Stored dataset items
>> Start

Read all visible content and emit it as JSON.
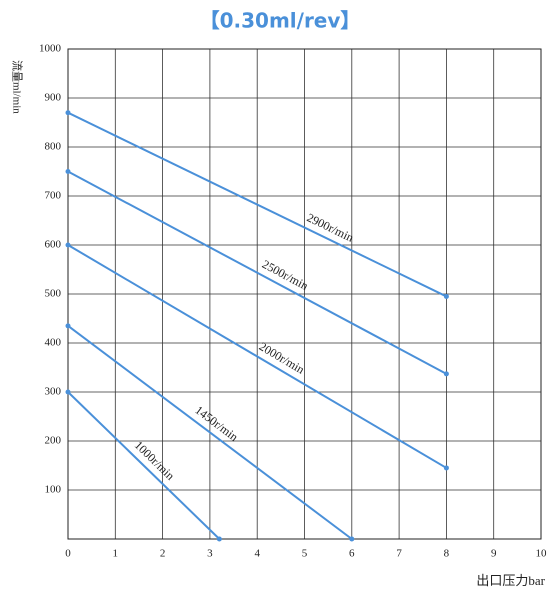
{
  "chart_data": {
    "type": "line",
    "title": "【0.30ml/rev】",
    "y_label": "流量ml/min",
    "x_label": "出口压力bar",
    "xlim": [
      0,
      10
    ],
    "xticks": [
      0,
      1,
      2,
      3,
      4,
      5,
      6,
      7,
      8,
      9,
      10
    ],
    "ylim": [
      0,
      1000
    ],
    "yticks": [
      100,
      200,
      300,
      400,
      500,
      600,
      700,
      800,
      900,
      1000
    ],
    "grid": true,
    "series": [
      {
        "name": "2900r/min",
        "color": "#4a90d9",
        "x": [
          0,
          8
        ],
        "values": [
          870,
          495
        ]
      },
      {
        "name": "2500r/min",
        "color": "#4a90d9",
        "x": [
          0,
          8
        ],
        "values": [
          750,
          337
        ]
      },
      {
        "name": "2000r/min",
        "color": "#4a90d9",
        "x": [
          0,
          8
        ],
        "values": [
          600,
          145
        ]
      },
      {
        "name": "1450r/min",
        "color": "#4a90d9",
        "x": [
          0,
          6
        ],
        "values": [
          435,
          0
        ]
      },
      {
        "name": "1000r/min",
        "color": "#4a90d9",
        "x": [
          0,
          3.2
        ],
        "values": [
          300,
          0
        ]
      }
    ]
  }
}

>> End
>> Start

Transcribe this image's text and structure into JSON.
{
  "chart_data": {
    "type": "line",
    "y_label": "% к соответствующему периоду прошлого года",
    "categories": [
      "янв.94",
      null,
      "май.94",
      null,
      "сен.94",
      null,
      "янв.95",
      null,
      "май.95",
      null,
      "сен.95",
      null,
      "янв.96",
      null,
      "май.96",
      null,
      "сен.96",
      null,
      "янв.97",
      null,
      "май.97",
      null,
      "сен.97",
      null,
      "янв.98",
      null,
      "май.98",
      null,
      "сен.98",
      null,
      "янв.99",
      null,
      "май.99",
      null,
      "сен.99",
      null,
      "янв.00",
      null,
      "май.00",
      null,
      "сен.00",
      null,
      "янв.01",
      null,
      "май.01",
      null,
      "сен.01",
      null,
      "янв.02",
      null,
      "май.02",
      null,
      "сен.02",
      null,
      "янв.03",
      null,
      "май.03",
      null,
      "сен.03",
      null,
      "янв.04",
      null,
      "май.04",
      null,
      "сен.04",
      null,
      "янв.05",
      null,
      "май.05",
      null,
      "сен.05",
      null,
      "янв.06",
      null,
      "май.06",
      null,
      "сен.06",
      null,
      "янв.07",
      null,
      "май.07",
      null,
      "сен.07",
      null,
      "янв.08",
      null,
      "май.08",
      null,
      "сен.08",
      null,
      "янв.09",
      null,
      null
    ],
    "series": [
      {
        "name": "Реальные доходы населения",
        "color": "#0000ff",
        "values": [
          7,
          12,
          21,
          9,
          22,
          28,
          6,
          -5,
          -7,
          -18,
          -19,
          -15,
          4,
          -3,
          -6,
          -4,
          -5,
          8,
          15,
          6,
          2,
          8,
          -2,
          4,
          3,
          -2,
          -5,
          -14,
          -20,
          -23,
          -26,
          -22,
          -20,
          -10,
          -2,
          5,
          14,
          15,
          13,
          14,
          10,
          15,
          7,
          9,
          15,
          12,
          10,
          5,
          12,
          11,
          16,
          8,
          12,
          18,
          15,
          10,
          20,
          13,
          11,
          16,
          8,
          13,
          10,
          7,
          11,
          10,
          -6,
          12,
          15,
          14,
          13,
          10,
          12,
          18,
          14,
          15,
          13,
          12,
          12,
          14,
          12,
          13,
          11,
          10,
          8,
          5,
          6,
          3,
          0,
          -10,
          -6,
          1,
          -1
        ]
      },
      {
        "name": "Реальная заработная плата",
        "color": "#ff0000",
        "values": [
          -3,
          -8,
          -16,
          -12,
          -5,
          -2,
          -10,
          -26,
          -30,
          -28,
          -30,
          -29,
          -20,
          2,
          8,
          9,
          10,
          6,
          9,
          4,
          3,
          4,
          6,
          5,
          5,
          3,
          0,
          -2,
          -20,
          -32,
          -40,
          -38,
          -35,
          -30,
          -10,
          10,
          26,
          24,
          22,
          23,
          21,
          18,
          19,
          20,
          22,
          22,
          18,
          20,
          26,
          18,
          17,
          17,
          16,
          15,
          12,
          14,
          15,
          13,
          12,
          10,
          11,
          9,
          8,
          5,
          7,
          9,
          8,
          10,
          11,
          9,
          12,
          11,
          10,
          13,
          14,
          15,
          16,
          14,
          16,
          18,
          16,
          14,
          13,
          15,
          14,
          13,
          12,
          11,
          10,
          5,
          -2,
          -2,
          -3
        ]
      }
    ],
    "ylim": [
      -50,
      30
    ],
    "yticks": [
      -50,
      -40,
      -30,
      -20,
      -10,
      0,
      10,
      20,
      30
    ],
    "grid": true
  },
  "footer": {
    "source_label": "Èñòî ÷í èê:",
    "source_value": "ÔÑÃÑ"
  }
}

>> End
>> Start

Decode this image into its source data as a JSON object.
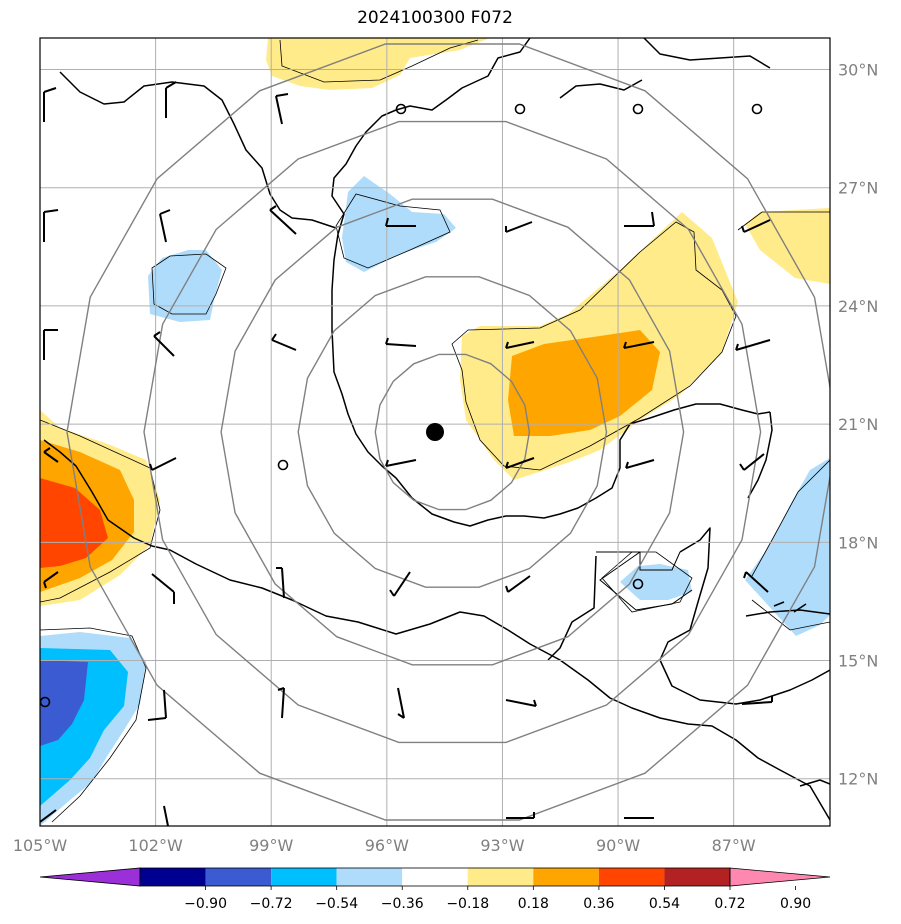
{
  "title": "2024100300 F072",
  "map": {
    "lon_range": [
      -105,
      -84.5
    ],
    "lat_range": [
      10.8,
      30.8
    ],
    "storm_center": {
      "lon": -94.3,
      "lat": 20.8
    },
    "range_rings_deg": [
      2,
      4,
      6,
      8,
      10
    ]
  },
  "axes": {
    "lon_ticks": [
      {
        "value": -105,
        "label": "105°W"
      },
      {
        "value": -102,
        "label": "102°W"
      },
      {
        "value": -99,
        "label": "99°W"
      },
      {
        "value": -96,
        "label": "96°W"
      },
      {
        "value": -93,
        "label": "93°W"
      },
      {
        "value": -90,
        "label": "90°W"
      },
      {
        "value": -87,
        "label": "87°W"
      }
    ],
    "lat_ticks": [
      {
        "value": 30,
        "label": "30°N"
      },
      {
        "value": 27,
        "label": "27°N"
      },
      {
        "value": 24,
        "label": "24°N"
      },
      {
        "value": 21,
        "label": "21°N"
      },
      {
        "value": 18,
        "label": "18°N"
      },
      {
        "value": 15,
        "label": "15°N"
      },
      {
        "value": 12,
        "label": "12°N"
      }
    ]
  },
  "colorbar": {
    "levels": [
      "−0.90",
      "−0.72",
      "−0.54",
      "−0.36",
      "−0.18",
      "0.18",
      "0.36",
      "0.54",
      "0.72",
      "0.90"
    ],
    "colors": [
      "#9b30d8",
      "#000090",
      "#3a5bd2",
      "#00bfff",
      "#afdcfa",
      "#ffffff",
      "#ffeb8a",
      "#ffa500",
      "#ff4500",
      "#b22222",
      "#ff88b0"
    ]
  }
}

>> End

**WHAT IS ASKED:** Find every line in the records above that holds the word "JSON", and copy each one.

**RESPONSE:**
Read all visible content and emit it as JSON.
Transcribe this image's text and structure into JSON.
Decode this image into its source data as a JSON object.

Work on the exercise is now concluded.